-- GOAL OF THE EXERCISE --
In the forum post on treating sales forecasting as an image problem, what data does the poster turn into the target image?

-- PAGE EXCERPT --
======

I was wondering what if my target of prediction is not a binary class, multiclass or continuous value but a matrix.

For example, predicting the RGB color matrix from Black White picture, or predicting next frame of image from previous frame.

I am actually working on a time series sales data, I have an idea to encode the data into an image. My data is a time series sales data. The method that i can think of now is as below.

let x and y axis represent time and product of a matrix, and then the elements within the matrix are values of the quantity sold so that the matrix can be viewed as a channel of an image as the pixel in the image share same value in the matrix.

using method above I convert the morning data into Training Image and the afternoon data into the Target image. after that I apply convolution and pooling on the training to extract feature. the features learnt then will be reshaped into dense 1d vector. the vector then transformed into model outputs through fully connected layer.

I am confused in the last part, what kind of activation function should I use in for the model output so that I can compare with my ground truth (in this case, the afternoon matrix), one way I can think of is flatten the target afternoon matrix into 1d vector, so I can just use linear function in the model output. The cost function can just be the usual MSE.

I know that RNN would be better for this problem since this is a sequence data. but I wonder if I try to make the time series forecasting problem becomes a normal image classification problem, can I utilize the success of CNN in image to this problem (since lot of hyper-parameter of CNN have amazing breakthrough) .

Thank you.

======

-- DATASET ENTRIES --
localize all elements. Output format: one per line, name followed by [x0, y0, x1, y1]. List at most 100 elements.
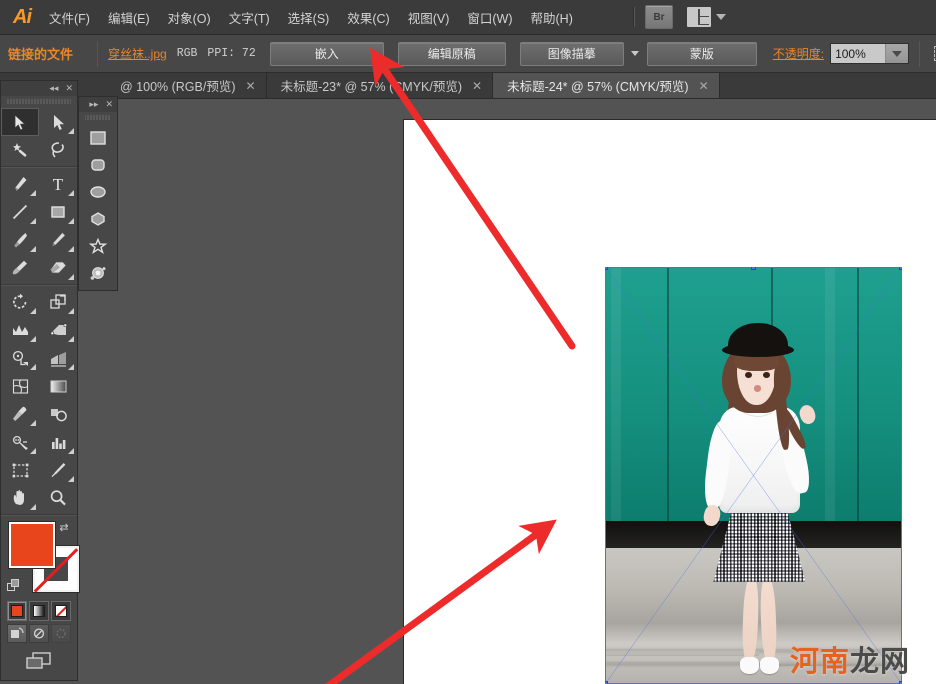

======

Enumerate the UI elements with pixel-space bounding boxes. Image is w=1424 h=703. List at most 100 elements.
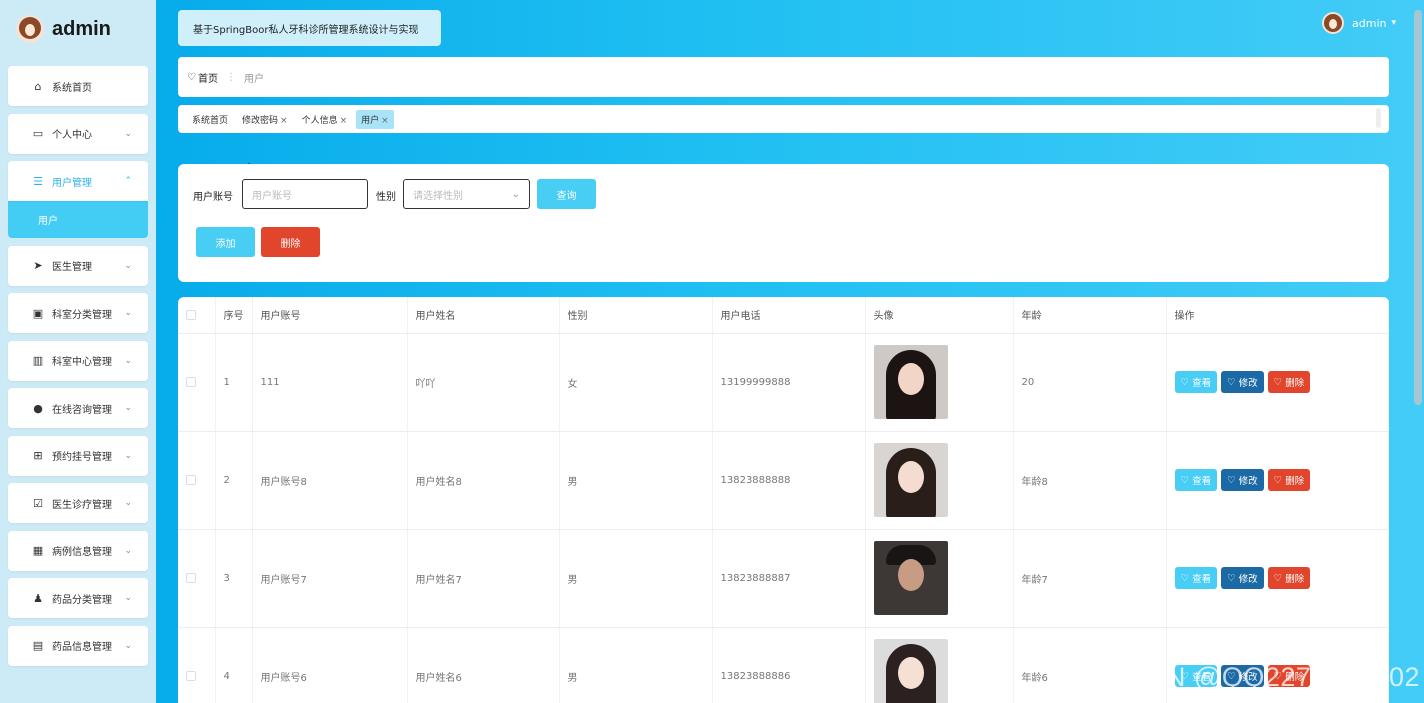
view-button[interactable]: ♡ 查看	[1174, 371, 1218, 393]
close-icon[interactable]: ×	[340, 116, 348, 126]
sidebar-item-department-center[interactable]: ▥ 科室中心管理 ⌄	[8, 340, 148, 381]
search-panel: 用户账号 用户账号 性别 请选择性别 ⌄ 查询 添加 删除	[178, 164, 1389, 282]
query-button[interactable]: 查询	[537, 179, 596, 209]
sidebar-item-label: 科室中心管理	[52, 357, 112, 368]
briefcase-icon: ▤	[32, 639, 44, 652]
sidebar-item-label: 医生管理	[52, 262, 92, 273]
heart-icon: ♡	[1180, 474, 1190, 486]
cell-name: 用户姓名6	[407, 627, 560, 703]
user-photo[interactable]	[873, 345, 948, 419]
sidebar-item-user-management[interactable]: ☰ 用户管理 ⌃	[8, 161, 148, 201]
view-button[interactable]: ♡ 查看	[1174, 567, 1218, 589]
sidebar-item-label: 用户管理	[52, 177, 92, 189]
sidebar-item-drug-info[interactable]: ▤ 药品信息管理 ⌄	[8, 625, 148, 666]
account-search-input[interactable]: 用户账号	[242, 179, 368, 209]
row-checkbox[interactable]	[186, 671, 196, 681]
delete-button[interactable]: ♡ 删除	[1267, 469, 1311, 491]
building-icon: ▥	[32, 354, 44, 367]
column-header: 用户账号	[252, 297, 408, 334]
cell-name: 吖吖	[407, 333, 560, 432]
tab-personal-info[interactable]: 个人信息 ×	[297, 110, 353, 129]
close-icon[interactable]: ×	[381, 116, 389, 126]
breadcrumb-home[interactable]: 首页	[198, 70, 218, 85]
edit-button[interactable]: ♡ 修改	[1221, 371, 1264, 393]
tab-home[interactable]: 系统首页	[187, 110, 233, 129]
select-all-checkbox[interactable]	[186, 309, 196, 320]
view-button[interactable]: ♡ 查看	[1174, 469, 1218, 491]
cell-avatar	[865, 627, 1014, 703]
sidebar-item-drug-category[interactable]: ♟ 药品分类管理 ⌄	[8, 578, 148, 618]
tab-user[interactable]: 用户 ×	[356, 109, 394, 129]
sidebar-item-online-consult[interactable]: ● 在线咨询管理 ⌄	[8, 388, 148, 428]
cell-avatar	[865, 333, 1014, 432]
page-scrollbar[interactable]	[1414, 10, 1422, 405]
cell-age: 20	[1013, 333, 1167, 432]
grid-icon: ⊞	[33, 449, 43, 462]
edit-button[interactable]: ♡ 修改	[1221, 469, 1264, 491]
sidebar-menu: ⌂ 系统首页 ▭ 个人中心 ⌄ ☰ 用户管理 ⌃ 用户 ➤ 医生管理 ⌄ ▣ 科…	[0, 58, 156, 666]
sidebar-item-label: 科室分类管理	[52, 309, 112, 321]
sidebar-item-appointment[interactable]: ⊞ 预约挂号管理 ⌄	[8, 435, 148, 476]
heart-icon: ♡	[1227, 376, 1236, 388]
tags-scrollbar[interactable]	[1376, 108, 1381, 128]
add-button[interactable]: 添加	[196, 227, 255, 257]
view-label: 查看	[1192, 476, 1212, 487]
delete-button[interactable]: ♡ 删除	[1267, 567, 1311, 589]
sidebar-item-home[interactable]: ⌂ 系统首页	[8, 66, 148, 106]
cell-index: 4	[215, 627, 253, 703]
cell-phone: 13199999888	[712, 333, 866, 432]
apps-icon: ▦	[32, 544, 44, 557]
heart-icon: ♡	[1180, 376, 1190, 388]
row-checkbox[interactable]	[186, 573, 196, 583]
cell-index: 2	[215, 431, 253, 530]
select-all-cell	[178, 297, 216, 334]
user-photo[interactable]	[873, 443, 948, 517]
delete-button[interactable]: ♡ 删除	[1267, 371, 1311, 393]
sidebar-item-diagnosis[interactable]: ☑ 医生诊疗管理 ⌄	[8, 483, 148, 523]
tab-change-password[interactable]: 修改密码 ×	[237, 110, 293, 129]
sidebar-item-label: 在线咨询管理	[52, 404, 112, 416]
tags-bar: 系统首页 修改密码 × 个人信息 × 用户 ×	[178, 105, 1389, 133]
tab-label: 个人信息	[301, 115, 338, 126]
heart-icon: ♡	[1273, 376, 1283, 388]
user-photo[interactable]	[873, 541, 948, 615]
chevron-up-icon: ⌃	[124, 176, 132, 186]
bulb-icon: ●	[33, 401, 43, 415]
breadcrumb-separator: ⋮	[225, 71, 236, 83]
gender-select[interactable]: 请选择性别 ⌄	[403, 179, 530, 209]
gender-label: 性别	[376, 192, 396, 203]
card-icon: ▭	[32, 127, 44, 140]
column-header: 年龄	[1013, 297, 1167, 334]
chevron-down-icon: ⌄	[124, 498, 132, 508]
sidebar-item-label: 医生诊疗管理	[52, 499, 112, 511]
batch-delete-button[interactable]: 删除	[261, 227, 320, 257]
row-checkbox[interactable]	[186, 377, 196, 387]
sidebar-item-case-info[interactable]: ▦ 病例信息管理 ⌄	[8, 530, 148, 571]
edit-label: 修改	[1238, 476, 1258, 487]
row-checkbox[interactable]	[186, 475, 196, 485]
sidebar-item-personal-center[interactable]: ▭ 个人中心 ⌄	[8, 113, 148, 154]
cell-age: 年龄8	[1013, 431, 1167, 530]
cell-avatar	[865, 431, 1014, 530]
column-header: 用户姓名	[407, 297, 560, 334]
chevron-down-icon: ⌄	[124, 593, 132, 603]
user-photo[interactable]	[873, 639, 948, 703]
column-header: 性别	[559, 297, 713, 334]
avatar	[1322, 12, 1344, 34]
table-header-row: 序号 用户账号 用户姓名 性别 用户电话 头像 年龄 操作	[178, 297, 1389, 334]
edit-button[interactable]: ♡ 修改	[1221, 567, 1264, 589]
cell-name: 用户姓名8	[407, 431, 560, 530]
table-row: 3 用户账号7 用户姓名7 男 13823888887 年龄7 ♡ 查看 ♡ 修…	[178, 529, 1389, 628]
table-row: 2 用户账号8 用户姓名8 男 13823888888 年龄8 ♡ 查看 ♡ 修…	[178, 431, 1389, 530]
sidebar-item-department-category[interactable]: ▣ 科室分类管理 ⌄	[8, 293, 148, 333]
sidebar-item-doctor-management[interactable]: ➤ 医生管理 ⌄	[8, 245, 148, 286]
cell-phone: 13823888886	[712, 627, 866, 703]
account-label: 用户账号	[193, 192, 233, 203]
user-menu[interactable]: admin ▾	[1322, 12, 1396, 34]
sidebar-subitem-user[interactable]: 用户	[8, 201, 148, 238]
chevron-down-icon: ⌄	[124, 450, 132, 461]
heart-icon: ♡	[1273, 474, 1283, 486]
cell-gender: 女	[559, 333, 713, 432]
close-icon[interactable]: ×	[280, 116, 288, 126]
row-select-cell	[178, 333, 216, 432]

======

-- RESULT --
The afternoon sales data.